Task ::
All lines holding the string "дождя" are to be shown.

Given data ::
※ ※ ※
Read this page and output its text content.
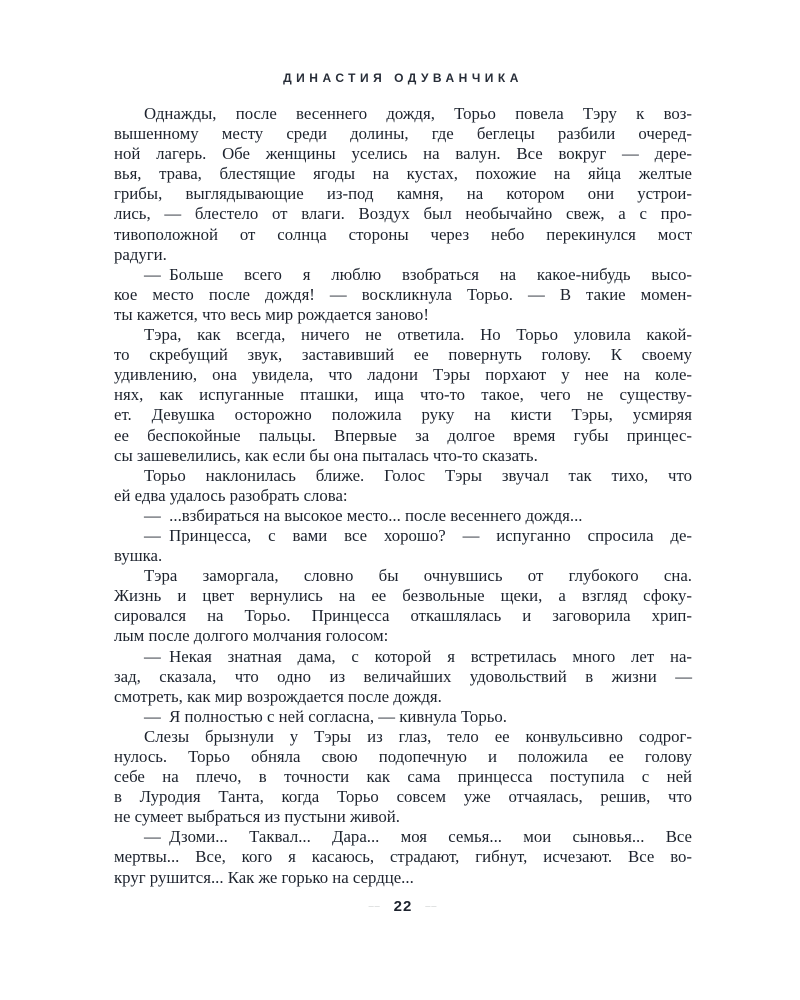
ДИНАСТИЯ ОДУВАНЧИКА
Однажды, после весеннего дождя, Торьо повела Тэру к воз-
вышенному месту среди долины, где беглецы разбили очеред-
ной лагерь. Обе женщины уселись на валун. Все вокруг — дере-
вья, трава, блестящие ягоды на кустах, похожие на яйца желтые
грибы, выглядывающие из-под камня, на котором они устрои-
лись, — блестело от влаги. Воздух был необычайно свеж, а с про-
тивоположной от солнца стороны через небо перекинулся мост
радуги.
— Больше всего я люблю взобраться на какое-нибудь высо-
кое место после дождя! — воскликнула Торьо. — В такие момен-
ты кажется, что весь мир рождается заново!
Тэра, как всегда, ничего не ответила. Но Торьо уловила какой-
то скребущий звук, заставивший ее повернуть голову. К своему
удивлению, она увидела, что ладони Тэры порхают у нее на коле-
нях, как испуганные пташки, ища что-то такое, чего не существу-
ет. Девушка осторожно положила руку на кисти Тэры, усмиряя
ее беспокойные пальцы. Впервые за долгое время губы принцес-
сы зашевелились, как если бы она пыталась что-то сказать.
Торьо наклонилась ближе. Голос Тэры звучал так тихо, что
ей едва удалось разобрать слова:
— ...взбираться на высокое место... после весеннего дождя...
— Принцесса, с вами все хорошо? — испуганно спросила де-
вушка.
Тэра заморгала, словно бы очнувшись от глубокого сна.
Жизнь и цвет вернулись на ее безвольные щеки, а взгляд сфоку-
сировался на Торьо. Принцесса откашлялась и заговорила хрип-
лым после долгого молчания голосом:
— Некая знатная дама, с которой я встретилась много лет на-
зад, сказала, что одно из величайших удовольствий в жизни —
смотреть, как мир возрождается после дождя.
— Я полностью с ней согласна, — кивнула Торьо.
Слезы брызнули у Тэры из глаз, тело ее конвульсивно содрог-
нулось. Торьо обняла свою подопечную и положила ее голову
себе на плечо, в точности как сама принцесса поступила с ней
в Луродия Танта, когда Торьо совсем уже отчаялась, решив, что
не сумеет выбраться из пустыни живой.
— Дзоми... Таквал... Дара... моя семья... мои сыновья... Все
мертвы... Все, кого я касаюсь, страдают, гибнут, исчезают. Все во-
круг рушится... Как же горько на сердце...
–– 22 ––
※ ※ ※
Solution to the problem ::
Однажды, после весеннего дождя, Торьо повела Тэру к воз-
кое место после дождя! — воскликнула Торьо. — В такие момен-
— ...взбираться на высокое место... после весеннего дождя...
смотреть, как мир возрождается после дождя.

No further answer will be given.